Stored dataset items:
-- START --
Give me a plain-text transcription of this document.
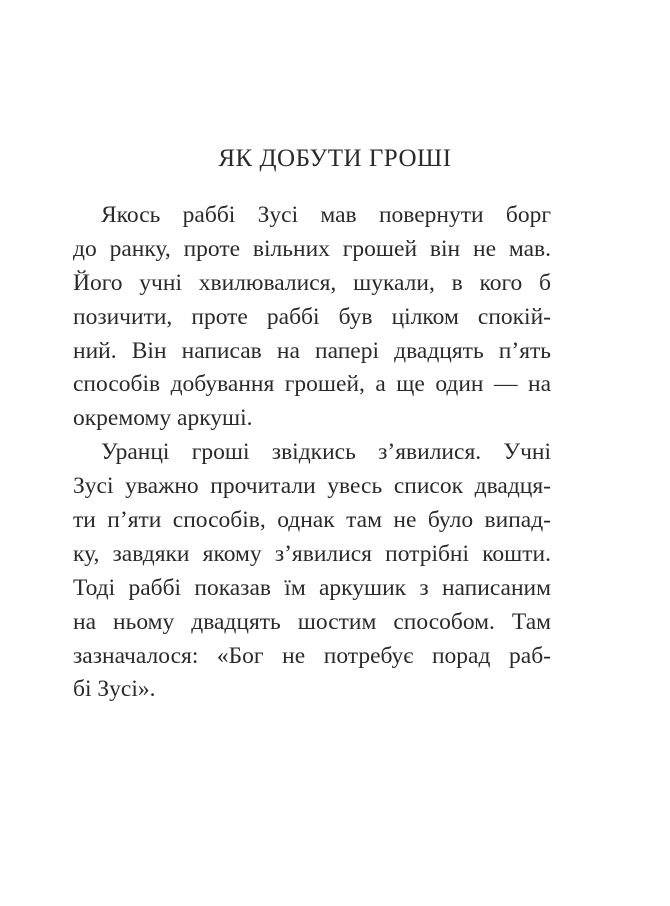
ЯК ДОБУТИ ГРОШІ
Якось раббі Зусі мав повернути борг
до ранку, проте вільних грошей він не мав.
Його учні хвилювалися, шукали, в кого б
позичити, проте раббі був цілком спокій-
ний. Він написав на папері двадцять п’ять
способів добування грошей, а ще один — на
окремому аркуші.
Уранці гроші звідкись з’явилися. Учні
Зусі уважно прочитали увесь список двадця-
ти п’яти способів, однак там не було випад-
ку, завдяки якому з’явилися потрібні кошти.
Тоді раббі показав їм аркушик з написаним
на ньому двадцять шостим способом. Там
зазначалося: «Бог не потребує порад раб-
бі Зусі».
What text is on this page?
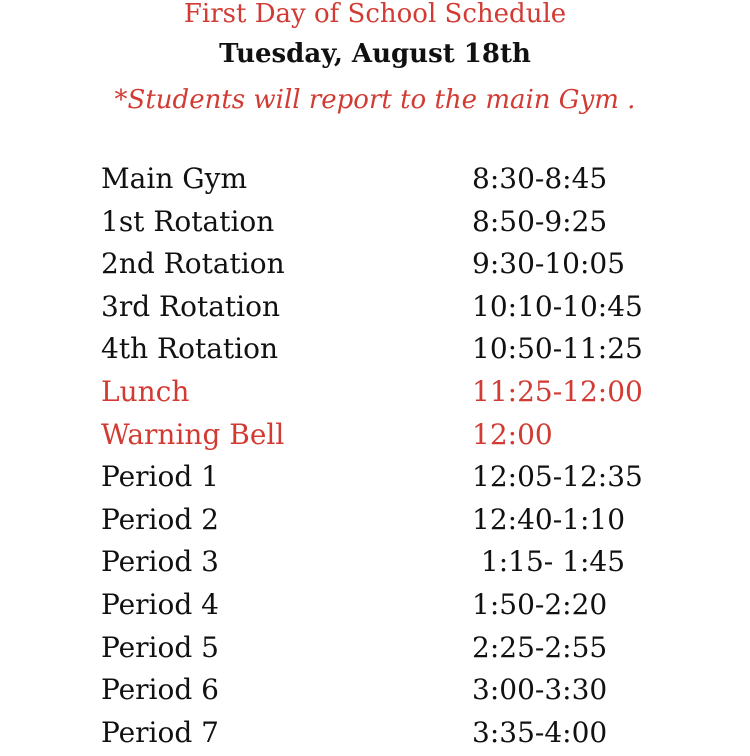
First Day of School Schedule
Tuesday, August 18th
*Students will report to the main Gym .
Main Gym	8:30-8:45
1st Rotation	8:50-9:25
2nd Rotation	9:30-10:05
3rd Rotation	10:10-10:45
4th Rotation	10:50-11:25
Lunch	11:25-12:00
Warning Bell	12:00
Period 1	12:05-12:35
Period 2	12:40-1:10
Period 3	1:15- 1:45
Period 4	1:50-2:20
Period 5	2:25-2:55
Period 6	3:00-3:30
Period 7	3:35-4:00
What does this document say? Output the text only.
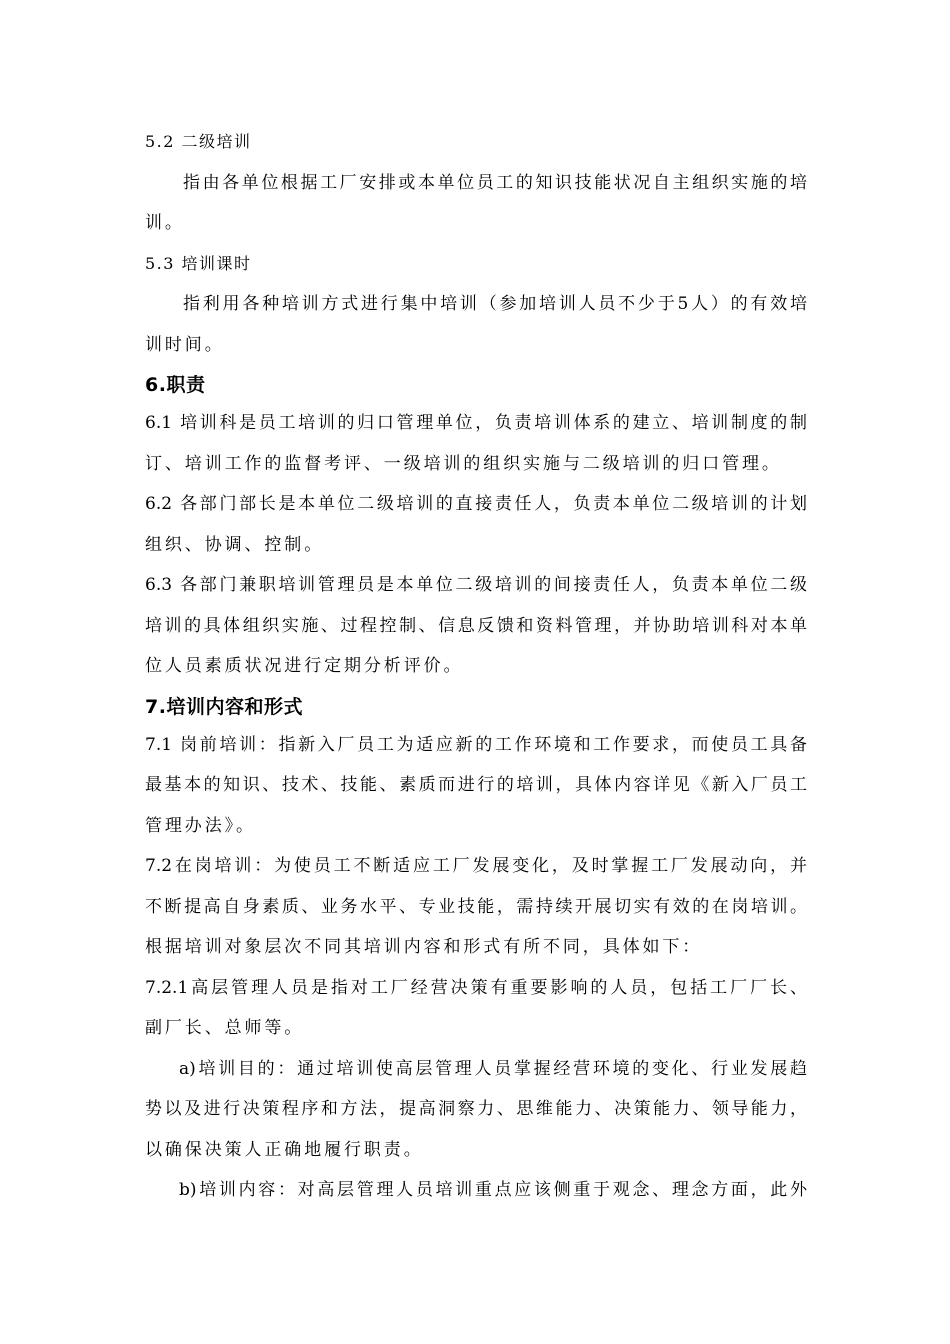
5.2 二级培训
指由各单位根据工厂安排或本单位员工的知识技能状况自主组织实施的培
训。
5.3 培训课时
指利用各种培训方式进行集中培训（参加培训人员不少于5人）的有效培
训时间。
6.职责
6.1 培训科是员工培训的归口管理单位，负责培训体系的建立、培训制度的制
订、培训工作的监督考评、一级培训的组织实施与二级培训的归口管理。
6.2 各部门部长是本单位二级培训的直接责任人，负责本单位二级培训的计划
组织、协调、控制。
6.3 各部门兼职培训管理员是本单位二级培训的间接责任人，负责本单位二级
培训的具体组织实施、过程控制、信息反馈和资料管理，并协助培训科对本单
位人员素质状况进行定期分析评价。
7.培训内容和形式
7.1 岗前培训：指新入厂员工为适应新的工作环境和工作要求，而使员工具备
最基本的知识、技术、技能、素质而进行的培训，具体内容详见《新入厂员工
管理办法》。
7.2在岗培训：为使员工不断适应工厂发展变化，及时掌握工厂发展动向，并
不断提高自身素质、业务水平、专业技能，需持续开展切实有效的在岗培训。
根据培训对象层次不同其培训内容和形式有所不同，具体如下：
7.2.1高层管理人员是指对工厂经营决策有重要影响的人员，包括工厂厂长、
副厂长、总师等。
a)培训目的：通过培训使高层管理人员掌握经营环境的变化、行业发展趋
势以及进行决策程序和方法，提高洞察力、思维能力、决策能力、领导能力，
以确保决策人正确地履行职责。
b)培训内容：对高层管理人员培训重点应该侧重于观念、理念方面，此外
-- END --
Request:
Write out the entries above verbatim; the pictures do not belong in your copy.

Correct response:
Give me a plain-text transcription of this document.
ЯК ДОБУТИ ГРОШІ
Якось раббі Зусі мав повернути борг
до ранку, проте вільних грошей він не мав.
Його учні хвилювалися, шукали, в кого б
позичити, проте раббі був цілком спокій-
ний. Він написав на папері двадцять п’ять
способів добування грошей, а ще один — на
окремому аркуші.
Уранці гроші звідкись з’явилися. Учні
Зусі уважно прочитали увесь список двадця-
ти п’яти способів, однак там не було випад-
ку, завдяки якому з’явилися потрібні кошти.
Тоді раббі показав їм аркушик з написаним
на ньому двадцять шостим способом. Там
зазначалося: «Бог не потребує порад раб-
бі Зусі».
What text is on this page?
First Day of School Schedule
Tuesday, August 18th
*Students will report to the main Gym .
Main Gym	8:30-8:45
1st Rotation	8:50-9:25
2nd Rotation	9:30-10:05
3rd Rotation	10:10-10:45
4th Rotation	10:50-11:25
Lunch	11:25-12:00
Warning Bell	12:00
Period 1	12:05-12:35
Period 2	12:40-1:10
Period 3	1:15- 1:45
Period 4	1:50-2:20
Period 5	2:25-2:55
Period 6	3:00-3:30
Period 7	3:35-4:00
What does this document say? Output the text only.
5.2 二级培训
指由各单位根据工厂安排或本单位员工的知识技能状况自主组织实施的培
训。
5.3 培训课时
指利用各种培训方式进行集中培训（参加培训人员不少于5人）的有效培
训时间。
6.职责
6.1 培训科是员工培训的归口管理单位，负责培训体系的建立、培训制度的制
订、培训工作的监督考评、一级培训的组织实施与二级培训的归口管理。
6.2 各部门部长是本单位二级培训的直接责任人，负责本单位二级培训的计划
组织、协调、控制。
6.3 各部门兼职培训管理员是本单位二级培训的间接责任人，负责本单位二级
培训的具体组织实施、过程控制、信息反馈和资料管理，并协助培训科对本单
位人员素质状况进行定期分析评价。
7.培训内容和形式
7.1 岗前培训：指新入厂员工为适应新的工作环境和工作要求，而使员工具备
最基本的知识、技术、技能、素质而进行的培训，具体内容详见《新入厂员工
管理办法》。
7.2在岗培训：为使员工不断适应工厂发展变化，及时掌握工厂发展动向，并
不断提高自身素质、业务水平、专业技能，需持续开展切实有效的在岗培训。
根据培训对象层次不同其培训内容和形式有所不同，具体如下：
7.2.1高层管理人员是指对工厂经营决策有重要影响的人员，包括工厂厂长、
副厂长、总师等。
a)培训目的：通过培训使高层管理人员掌握经营环境的变化、行业发展趋
势以及进行决策程序和方法，提高洞察力、思维能力、决策能力、领导能力，
以确保决策人正确地履行职责。
b)培训内容：对高层管理人员培训重点应该侧重于观念、理念方面，此外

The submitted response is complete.